● **Required task**
Answer with one number only: the number of lines that contain "What".

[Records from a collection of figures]
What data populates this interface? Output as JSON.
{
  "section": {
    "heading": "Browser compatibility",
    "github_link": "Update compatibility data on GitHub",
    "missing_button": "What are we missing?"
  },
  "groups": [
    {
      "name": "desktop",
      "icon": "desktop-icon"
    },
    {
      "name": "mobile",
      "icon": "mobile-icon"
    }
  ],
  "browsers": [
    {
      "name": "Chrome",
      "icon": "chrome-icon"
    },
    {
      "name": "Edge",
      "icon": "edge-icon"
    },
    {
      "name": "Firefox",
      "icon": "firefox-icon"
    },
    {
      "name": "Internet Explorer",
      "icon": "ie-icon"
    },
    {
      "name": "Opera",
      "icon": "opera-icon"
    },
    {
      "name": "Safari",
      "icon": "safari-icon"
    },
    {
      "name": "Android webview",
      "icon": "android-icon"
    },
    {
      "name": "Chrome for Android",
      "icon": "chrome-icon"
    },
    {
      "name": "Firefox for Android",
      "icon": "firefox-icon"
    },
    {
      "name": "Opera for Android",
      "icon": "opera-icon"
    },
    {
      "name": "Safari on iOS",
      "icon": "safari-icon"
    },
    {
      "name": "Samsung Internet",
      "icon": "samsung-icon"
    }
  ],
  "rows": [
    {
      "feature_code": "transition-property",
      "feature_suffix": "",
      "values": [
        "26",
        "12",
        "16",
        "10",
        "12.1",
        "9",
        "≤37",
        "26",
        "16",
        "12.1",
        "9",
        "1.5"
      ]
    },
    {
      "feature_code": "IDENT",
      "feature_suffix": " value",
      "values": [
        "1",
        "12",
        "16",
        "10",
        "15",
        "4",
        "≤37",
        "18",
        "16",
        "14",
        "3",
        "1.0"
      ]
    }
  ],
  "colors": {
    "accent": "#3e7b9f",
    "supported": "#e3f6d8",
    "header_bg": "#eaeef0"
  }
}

--

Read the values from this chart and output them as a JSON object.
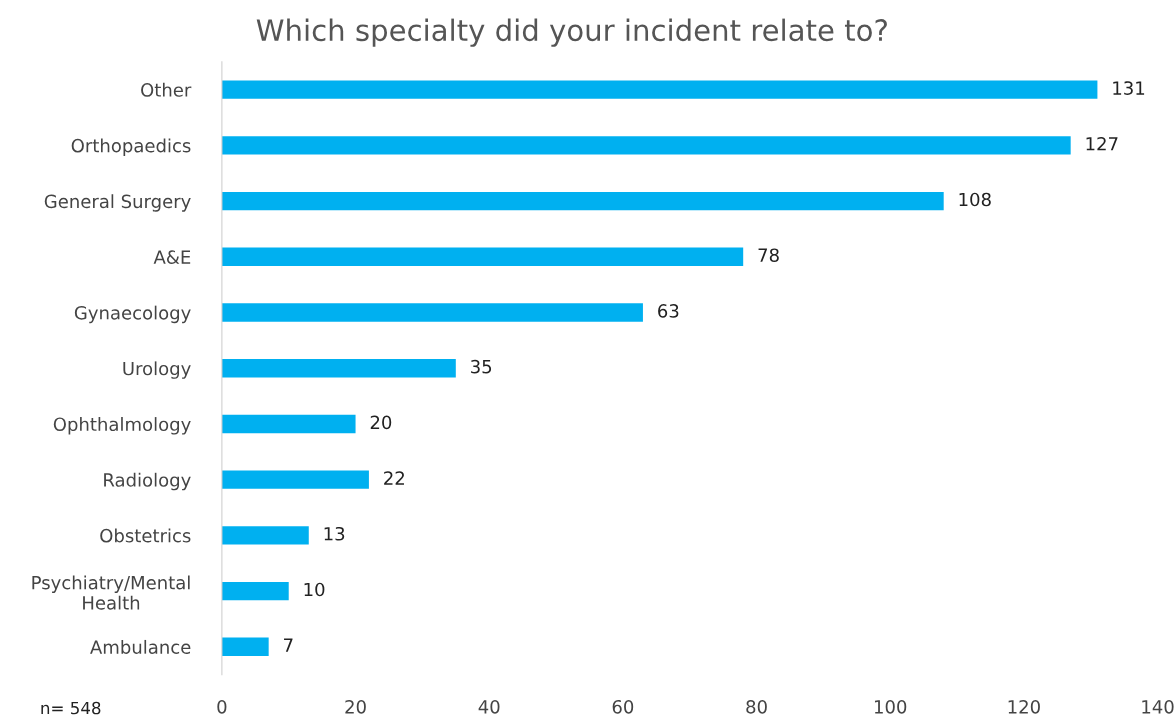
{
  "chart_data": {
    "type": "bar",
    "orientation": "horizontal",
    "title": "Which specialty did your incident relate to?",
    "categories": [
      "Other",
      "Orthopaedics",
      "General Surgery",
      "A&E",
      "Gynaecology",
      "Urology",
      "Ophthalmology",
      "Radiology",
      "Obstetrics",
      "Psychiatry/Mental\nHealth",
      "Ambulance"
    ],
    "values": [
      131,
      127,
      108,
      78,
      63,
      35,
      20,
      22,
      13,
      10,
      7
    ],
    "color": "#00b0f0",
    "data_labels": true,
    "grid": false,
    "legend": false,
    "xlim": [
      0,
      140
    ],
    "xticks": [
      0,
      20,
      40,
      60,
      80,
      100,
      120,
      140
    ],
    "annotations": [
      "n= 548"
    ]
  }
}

* * *

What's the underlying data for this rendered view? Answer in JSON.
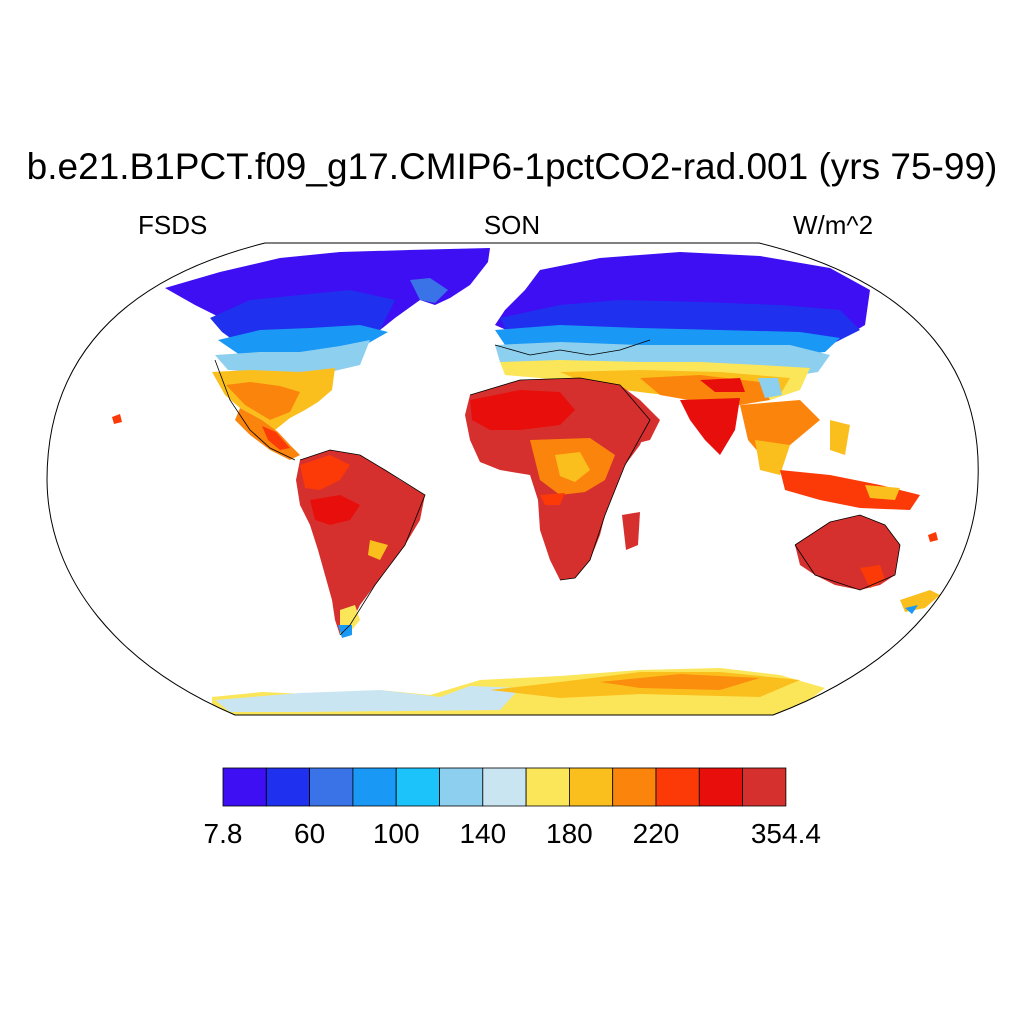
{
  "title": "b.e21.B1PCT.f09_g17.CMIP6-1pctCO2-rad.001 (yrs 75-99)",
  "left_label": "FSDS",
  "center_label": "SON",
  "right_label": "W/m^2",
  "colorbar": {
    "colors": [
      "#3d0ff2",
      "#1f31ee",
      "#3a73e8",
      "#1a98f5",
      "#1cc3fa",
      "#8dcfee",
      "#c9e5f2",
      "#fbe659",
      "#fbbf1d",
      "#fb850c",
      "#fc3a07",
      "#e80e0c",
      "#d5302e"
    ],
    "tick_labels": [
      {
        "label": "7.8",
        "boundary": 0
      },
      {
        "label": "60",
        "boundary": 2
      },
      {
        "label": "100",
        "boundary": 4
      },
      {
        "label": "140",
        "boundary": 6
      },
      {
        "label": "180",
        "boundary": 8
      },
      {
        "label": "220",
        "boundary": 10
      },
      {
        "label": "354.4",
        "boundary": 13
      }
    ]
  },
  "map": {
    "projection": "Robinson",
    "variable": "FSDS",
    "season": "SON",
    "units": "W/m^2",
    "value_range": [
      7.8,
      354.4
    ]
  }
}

● **Task result**
3